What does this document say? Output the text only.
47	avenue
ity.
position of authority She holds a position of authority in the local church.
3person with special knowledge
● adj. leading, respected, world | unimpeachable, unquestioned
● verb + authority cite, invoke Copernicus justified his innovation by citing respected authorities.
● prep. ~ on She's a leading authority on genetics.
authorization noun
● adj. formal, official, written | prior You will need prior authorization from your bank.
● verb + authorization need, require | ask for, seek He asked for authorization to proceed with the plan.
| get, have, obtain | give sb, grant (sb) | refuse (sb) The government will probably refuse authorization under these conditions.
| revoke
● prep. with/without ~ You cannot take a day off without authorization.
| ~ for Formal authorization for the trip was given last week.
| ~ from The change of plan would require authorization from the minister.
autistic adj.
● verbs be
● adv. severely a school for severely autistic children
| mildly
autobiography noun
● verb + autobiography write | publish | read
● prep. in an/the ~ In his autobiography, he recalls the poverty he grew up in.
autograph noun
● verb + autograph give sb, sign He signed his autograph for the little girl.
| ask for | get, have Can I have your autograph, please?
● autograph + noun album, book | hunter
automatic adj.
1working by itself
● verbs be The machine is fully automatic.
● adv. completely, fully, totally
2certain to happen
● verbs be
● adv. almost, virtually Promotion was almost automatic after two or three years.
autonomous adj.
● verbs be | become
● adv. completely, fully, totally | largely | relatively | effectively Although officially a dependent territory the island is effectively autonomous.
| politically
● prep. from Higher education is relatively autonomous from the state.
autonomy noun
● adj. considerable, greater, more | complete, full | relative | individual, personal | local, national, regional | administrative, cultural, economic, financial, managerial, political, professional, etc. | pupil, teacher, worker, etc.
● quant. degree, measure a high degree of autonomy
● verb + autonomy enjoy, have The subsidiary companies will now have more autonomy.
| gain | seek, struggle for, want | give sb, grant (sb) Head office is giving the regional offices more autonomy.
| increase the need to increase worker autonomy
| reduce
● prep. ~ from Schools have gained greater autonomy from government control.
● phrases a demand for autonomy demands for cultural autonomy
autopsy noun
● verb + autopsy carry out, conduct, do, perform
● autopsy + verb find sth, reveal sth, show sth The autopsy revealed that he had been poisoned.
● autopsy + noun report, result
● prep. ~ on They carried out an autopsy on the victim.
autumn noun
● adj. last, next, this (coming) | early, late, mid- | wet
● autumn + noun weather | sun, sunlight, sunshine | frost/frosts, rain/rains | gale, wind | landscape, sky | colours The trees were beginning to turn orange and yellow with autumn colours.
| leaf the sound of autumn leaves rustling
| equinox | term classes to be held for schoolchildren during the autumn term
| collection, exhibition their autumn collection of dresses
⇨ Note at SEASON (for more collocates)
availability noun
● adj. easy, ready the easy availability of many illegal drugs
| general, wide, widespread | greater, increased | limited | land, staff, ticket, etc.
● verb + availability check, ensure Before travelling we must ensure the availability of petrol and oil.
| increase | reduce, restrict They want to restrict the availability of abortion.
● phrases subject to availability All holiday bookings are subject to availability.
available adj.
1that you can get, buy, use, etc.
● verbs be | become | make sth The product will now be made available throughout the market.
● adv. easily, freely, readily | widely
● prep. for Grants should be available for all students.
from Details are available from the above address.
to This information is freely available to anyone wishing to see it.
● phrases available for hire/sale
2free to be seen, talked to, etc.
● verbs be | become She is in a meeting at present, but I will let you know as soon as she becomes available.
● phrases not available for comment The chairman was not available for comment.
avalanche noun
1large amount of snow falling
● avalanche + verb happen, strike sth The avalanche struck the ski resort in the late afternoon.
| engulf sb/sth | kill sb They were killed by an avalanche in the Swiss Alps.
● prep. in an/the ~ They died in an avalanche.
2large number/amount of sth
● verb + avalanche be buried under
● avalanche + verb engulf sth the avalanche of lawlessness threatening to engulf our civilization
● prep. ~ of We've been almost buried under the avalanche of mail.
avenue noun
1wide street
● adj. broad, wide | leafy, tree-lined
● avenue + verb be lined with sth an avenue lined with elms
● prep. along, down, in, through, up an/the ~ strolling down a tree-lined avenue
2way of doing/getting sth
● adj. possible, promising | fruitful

..........

## To do:
Write out every entry again exactly, please, with nothing missing.

## Full response:
What does this document say? Output the text only.
47	avenue
ity.
position of authority She holds a position of authority in the local church.
3person with special knowledge
● adj. leading, respected, world | unimpeachable, unquestioned
● verb + authority cite, invoke Copernicus justified his innovation by citing respected authorities.
● prep. ~ on She's a leading authority on genetics.
authorization noun
● adj. formal, official, written | prior You will need prior authorization from your bank.
● verb + authorization need, require | ask for, seek He asked for authorization to proceed with the plan.
| get, have, obtain | give sb, grant (sb) | refuse (sb) The government will probably refuse authorization under these conditions.
| revoke
● prep. with/without ~ You cannot take a day off without authorization.
| ~ for Formal authorization for the trip was given last week.
| ~ from The change of plan would require authorization from the minister.
autistic adj.
● verbs be
● adv. severely a school for severely autistic children
| mildly
autobiography noun
● verb + autobiography write | publish | read
● prep. in an/the ~ In his autobiography, he recalls the poverty he grew up in.
autograph noun
● verb + autograph give sb, sign He signed his autograph for the little girl.
| ask for | get, have Can I have your autograph, please?
● autograph + noun album, book | hunter
automatic adj.
1working by itself
● verbs be The machine is fully automatic.
● adv. completely, fully, totally
2certain to happen
● verbs be
● adv. almost, virtually Promotion was almost automatic after two or three years.
autonomous adj.
● verbs be | become
● adv. completely, fully, totally | largely | relatively | effectively Although officially a dependent territory the island is effectively autonomous.
| politically
● prep. from Higher education is relatively autonomous from the state.
autonomy noun
● adj. considerable, greater, more | complete, full | relative | individual, personal | local, national, regional | administrative, cultural, economic, financial, managerial, political, professional, etc. | pupil, teacher, worker, etc.
● quant. degree, measure a high degree of autonomy
● verb + autonomy enjoy, have The subsidiary companies will now have more autonomy.
| gain | seek, struggle for, want | give sb, grant (sb) Head office is giving the regional offices more autonomy.
| increase the need to increase worker autonomy
| reduce
● prep. ~ from Schools have gained greater autonomy from government control.
● phrases a demand for autonomy demands for cultural autonomy
autopsy noun
● verb + autopsy carry out, conduct, do, perform
● autopsy + verb find sth, reveal sth, show sth The autopsy revealed that he had been poisoned.
● autopsy + noun report, result
● prep. ~ on They carried out an autopsy on the victim.
autumn noun
● adj. last, next, this (coming) | early, late, mid- | wet
● autumn + noun weather | sun, sunlight, sunshine | frost/frosts, rain/rains | gale, wind | landscape, sky | colours The trees were beginning to turn orange and yellow with autumn colours.
| leaf the sound of autumn leaves rustling
| equinox | term classes to be held for schoolchildren during the autumn term
| collection, exhibition their autumn collection of dresses
⇨ Note at SEASON (for more collocates)
availability noun
● adj. easy, ready the easy availability of many illegal drugs
| general, wide, widespread | greater, increased | limited | land, staff, ticket, etc.
● verb + availability check, ensure Before travelling we must ensure the availability of petrol and oil.
| increase | reduce, restrict They want to restrict the availability of abortion.
● phrases subject to availability All holiday bookings are subject to availability.
available adj.
1that you can get, buy, use, etc.
● verbs be | become | make sth The product will now be made available throughout the market.
● adv. easily, freely, readily | widely
● prep. for Grants should be available for all students.
from Details are available from the above address.
to This information is freely available to anyone wishing to see it.
● phrases available for hire/sale
2free to be seen, talked to, etc.
● verbs be | become She is in a meeting at present, but I will let you know as soon as she becomes available.
● phrases not available for comment The chairman was not available for comment.
avalanche noun
1large amount of snow falling
● avalanche + verb happen, strike sth The avalanche struck the ski resort in the late afternoon.
| engulf sb/sth | kill sb They were killed by an avalanche in the Swiss Alps.
● prep. in an/the ~ They died in an avalanche.
2large number/amount of sth
● verb + avalanche be buried under
● avalanche + verb engulf sth the avalanche of lawlessness threatening to engulf our civilization
● prep. ~ of We've been almost buried under the avalanche of mail.
avenue noun
1wide street
● adj. broad, wide | leafy, tree-lined
● avenue + verb be lined with sth an avenue lined with elms
● prep. along, down, in, through, up an/the ~ strolling down a tree-lined avenue
2way of doing/getting sth
● adj. possible, promising | fruitful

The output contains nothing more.